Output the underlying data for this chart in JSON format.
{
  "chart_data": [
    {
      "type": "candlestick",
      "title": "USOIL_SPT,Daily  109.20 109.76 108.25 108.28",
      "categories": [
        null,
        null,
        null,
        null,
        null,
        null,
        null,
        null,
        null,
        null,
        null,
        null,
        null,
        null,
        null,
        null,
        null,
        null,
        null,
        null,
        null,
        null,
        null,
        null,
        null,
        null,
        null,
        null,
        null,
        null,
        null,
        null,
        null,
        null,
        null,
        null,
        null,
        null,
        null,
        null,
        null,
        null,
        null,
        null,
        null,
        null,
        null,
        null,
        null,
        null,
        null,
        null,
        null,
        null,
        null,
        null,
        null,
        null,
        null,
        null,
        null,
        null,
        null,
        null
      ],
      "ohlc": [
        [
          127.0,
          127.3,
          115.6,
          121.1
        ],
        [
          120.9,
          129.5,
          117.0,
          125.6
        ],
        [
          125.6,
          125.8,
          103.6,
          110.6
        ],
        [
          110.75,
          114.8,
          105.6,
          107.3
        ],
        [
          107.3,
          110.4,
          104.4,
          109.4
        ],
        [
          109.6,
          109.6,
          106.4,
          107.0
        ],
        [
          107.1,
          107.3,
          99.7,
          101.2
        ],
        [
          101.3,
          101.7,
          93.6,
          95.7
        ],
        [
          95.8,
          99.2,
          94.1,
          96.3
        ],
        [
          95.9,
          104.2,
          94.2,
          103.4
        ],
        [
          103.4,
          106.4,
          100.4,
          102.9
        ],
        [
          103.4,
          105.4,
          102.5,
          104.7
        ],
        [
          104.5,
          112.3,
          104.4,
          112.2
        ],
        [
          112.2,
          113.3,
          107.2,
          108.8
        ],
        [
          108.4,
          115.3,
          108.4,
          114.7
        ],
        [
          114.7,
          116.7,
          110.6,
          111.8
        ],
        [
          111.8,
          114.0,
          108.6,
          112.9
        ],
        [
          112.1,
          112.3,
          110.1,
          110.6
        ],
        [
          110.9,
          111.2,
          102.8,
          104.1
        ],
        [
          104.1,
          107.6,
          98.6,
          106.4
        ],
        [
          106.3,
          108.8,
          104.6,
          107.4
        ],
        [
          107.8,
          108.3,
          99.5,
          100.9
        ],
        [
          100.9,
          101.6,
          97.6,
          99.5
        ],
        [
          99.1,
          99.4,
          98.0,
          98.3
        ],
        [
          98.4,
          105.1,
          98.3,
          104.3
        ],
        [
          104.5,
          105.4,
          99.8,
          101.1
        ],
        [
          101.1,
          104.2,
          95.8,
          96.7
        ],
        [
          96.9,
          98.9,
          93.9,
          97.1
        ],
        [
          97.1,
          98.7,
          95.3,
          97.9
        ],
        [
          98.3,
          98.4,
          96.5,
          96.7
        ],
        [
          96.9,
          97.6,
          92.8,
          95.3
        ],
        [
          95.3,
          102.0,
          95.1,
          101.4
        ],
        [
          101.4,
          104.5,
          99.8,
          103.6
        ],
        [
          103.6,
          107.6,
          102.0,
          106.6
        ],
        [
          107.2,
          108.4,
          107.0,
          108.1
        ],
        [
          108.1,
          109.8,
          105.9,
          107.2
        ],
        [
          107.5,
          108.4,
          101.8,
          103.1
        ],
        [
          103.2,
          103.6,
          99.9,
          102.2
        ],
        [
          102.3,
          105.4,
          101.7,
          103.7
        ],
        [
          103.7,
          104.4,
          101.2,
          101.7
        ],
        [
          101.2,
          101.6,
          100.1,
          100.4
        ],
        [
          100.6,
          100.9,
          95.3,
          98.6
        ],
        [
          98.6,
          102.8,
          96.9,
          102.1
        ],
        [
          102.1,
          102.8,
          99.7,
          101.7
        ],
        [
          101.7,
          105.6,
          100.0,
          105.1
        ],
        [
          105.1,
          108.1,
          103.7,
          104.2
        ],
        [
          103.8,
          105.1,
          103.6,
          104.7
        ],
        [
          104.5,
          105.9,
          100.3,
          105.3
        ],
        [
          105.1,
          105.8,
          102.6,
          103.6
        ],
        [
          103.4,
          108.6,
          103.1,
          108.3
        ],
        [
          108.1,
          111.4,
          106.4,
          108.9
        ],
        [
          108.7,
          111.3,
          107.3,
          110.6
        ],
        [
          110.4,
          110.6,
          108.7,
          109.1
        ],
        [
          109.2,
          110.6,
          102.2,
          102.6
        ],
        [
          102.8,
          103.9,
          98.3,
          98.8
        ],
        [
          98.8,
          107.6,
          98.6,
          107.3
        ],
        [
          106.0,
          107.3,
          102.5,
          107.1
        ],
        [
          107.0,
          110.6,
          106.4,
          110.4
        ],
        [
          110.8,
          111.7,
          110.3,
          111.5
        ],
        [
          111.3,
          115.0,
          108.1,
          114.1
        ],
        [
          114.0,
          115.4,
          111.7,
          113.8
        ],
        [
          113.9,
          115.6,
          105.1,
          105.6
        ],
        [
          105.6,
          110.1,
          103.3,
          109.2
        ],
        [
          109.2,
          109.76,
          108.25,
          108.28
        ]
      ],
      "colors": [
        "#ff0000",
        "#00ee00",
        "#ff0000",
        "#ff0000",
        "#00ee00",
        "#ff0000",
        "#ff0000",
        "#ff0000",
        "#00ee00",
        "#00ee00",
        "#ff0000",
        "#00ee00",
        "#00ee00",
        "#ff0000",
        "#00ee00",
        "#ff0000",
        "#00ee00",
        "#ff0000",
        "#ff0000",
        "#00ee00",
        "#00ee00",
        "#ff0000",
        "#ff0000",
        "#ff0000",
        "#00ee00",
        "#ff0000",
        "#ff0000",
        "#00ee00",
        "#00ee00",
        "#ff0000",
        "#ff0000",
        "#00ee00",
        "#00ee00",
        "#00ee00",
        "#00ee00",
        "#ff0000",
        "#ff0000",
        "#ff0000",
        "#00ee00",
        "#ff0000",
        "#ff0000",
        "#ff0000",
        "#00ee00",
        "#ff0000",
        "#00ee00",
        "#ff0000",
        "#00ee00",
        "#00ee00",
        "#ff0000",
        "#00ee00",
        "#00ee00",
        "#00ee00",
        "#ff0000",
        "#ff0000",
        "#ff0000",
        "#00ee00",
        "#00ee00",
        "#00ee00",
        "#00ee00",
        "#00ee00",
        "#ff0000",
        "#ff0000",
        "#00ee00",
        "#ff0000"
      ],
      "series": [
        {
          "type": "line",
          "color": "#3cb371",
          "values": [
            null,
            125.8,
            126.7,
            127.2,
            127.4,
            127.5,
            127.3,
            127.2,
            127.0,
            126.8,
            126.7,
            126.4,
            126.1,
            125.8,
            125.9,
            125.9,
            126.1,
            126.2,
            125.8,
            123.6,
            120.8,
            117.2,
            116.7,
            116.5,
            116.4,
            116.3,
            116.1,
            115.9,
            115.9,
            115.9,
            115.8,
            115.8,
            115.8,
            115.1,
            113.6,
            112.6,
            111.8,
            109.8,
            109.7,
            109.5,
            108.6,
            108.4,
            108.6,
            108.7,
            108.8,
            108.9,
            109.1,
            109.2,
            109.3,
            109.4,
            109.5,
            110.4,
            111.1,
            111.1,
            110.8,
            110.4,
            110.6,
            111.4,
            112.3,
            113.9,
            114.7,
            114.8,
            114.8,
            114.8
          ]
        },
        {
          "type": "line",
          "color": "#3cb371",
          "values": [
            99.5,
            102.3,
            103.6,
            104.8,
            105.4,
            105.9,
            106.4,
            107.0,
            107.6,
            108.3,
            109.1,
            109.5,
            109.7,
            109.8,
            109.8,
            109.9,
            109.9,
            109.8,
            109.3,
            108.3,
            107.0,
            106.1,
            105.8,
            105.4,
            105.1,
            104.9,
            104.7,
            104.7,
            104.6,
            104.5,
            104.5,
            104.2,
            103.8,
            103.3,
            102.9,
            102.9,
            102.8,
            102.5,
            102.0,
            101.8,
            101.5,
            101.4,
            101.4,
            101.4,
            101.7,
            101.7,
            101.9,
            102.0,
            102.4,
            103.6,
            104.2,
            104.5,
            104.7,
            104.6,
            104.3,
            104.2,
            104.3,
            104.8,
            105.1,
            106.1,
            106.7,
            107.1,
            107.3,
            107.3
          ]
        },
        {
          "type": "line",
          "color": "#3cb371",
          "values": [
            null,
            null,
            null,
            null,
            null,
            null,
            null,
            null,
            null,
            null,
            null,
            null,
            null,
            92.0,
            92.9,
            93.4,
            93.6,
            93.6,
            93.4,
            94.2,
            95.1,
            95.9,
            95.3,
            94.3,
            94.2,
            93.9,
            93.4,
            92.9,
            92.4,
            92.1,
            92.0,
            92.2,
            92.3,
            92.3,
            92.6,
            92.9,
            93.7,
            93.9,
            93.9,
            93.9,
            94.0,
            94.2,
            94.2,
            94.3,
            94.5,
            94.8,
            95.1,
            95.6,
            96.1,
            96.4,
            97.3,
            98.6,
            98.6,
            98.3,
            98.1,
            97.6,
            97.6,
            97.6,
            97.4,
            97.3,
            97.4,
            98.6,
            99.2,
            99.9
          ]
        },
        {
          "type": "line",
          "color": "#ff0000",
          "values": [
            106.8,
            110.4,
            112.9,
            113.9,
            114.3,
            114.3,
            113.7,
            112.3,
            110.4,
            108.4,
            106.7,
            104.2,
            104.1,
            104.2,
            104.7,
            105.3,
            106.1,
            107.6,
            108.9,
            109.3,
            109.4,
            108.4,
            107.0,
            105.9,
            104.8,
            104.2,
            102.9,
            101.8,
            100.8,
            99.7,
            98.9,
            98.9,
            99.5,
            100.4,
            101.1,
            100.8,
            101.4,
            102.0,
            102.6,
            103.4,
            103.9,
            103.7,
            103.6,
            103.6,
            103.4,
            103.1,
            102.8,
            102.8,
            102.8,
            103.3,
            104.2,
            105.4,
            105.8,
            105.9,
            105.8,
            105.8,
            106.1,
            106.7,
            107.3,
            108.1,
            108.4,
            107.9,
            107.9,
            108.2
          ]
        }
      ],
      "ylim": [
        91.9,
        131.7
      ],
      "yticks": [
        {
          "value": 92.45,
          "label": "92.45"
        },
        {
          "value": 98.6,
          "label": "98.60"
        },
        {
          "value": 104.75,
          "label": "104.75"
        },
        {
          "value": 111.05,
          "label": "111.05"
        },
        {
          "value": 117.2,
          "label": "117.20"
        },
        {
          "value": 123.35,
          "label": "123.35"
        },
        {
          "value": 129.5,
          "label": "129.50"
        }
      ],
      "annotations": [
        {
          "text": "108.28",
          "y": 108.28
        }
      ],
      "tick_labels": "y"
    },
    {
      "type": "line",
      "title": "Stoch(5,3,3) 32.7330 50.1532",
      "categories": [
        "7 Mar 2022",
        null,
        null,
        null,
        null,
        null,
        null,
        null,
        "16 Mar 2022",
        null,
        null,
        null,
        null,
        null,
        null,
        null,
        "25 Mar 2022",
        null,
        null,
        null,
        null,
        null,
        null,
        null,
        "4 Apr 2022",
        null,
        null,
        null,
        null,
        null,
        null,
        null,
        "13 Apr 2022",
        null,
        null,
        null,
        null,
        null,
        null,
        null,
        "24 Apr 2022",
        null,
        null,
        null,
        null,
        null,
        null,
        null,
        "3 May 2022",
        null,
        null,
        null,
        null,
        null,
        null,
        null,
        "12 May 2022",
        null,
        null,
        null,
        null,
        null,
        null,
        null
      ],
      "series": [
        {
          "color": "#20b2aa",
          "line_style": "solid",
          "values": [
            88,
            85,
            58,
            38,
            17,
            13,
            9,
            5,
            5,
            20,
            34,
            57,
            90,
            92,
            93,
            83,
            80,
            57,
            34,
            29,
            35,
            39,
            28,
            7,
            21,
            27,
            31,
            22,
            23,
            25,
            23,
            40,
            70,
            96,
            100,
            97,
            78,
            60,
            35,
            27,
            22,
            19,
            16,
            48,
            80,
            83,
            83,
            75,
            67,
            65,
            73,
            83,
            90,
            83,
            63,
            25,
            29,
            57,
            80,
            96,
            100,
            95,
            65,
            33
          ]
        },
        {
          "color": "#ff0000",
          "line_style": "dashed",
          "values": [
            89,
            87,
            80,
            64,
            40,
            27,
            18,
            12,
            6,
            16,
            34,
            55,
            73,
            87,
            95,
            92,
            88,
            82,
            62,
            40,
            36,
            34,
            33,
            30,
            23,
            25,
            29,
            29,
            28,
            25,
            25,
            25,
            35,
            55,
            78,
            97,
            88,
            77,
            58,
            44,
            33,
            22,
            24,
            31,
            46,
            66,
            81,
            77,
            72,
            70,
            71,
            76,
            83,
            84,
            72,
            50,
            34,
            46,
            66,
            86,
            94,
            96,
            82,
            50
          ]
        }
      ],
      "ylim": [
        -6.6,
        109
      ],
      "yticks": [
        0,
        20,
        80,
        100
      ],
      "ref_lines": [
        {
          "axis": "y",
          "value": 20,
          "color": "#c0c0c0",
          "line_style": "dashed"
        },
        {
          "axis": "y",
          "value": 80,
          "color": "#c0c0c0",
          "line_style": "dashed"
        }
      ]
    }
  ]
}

Short task ->
Select, from the listing, all lines that include the word "title".

Written answer ->
      "title": "USOIL_SPT,Daily  109.20 109.76 108.25 108.28",
      "title": "Stoch(5,3,3) 32.7330 50.1532",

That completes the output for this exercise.